··· Source data ···

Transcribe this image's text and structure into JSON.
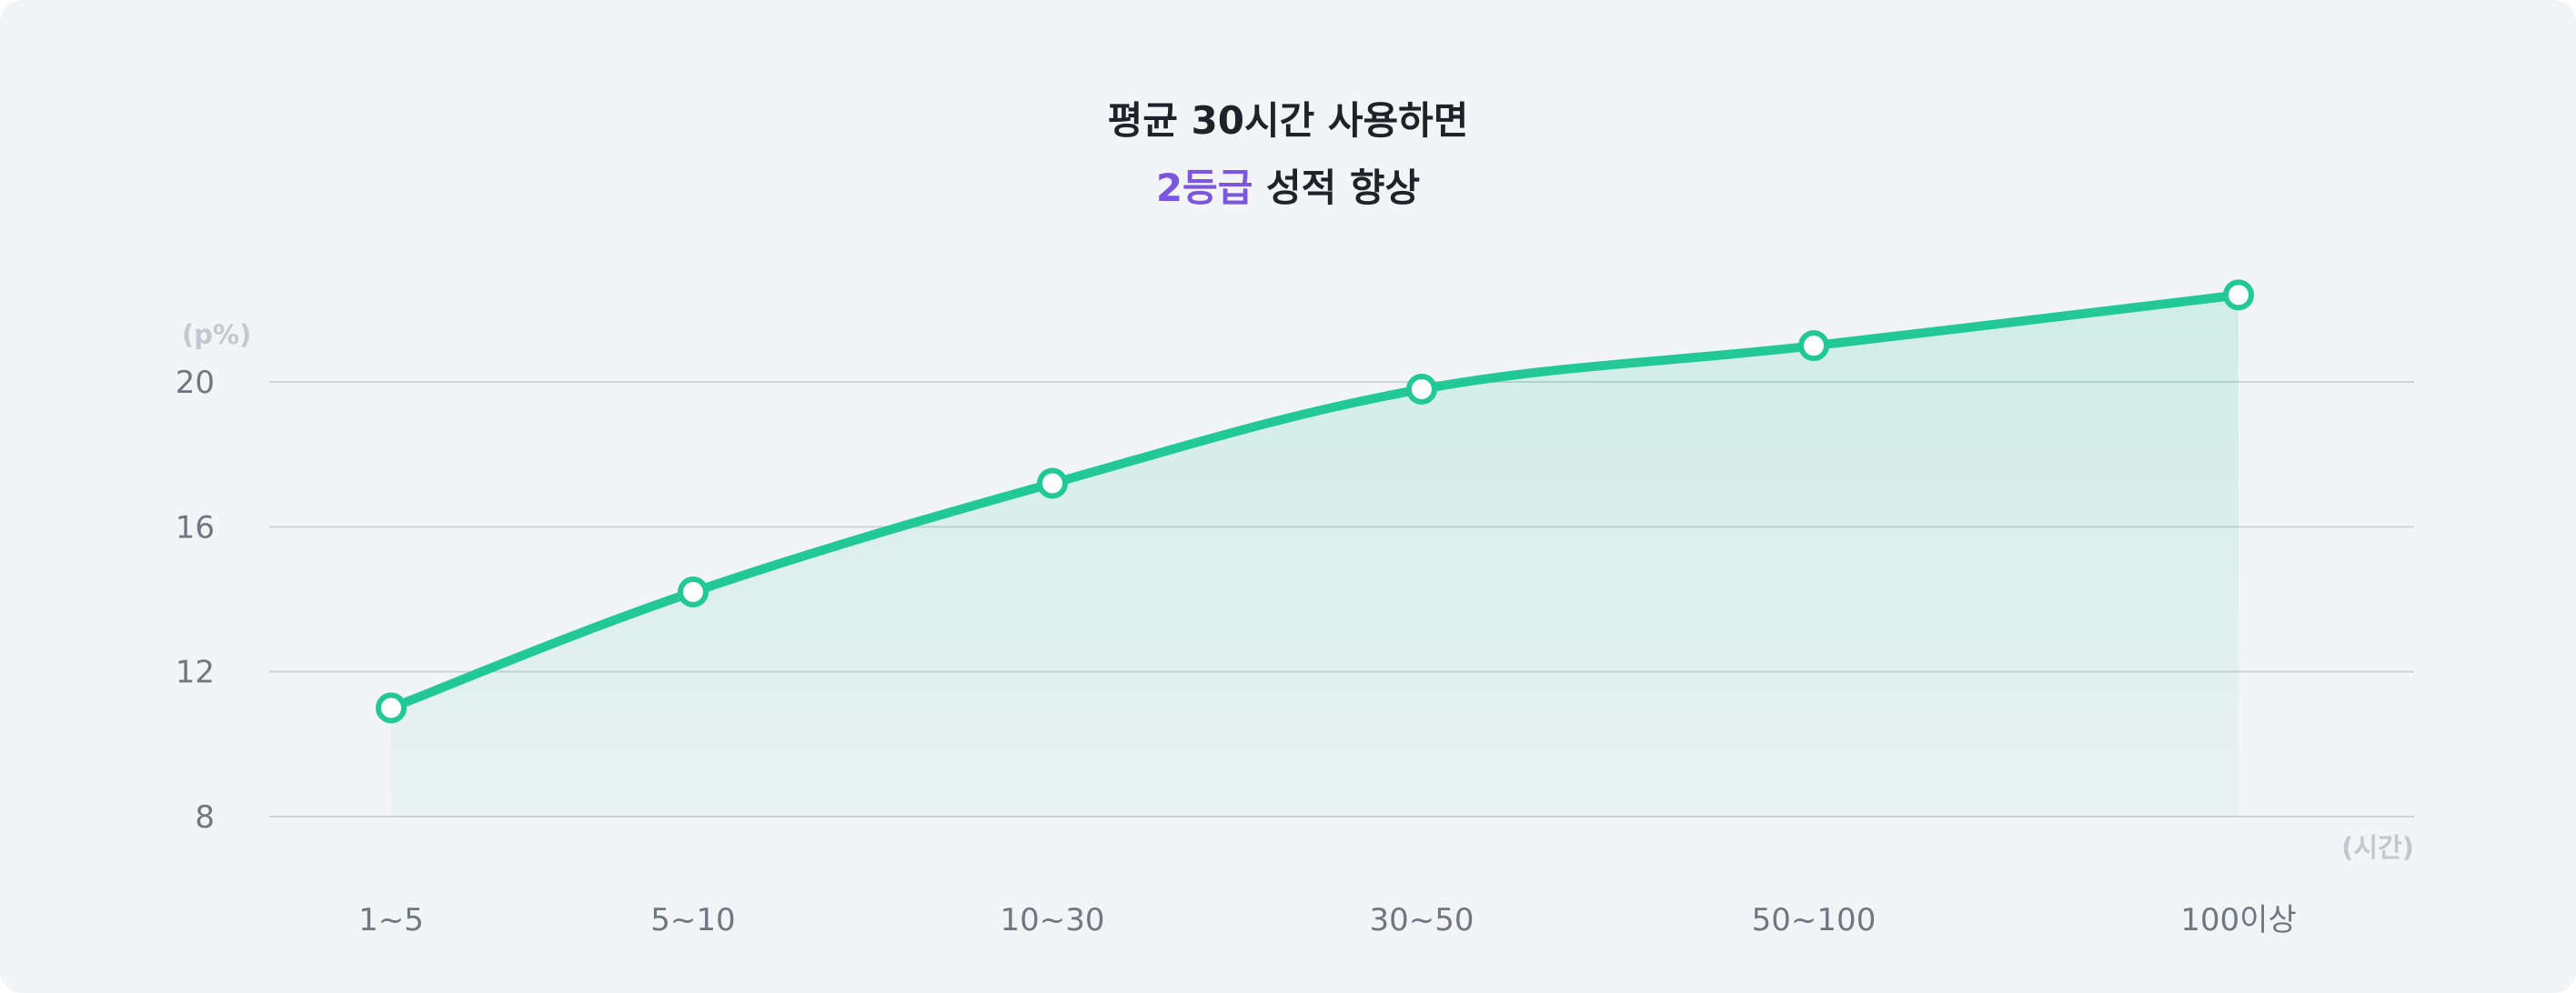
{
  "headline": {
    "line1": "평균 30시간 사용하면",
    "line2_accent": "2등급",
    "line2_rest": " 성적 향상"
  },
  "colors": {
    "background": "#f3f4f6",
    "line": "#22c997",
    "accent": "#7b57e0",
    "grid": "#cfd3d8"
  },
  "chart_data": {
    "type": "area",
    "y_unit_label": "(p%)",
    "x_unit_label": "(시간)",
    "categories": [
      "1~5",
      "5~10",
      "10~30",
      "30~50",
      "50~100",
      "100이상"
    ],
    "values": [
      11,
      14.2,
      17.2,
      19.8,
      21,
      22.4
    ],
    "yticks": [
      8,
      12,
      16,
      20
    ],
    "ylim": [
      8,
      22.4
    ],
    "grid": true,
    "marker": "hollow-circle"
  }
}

···

● Request
Reproduce every entry word for word, but skip any pictures.

● Answer to the task
Transcribe this image's text and structure into JSON.
{
  "headline": {
    "line1": "평균 30시간 사용하면",
    "line2_accent": "2등급",
    "line2_rest": " 성적 향상"
  },
  "colors": {
    "background": "#f3f4f6",
    "line": "#22c997",
    "accent": "#7b57e0",
    "grid": "#cfd3d8"
  },
  "chart_data": {
    "type": "area",
    "y_unit_label": "(p%)",
    "x_unit_label": "(시간)",
    "categories": [
      "1~5",
      "5~10",
      "10~30",
      "30~50",
      "50~100",
      "100이상"
    ],
    "values": [
      11,
      14.2,
      17.2,
      19.8,
      21,
      22.4
    ],
    "yticks": [
      8,
      12,
      16,
      20
    ],
    "ylim": [
      8,
      22.4
    ],
    "grid": true,
    "marker": "hollow-circle"
  }
}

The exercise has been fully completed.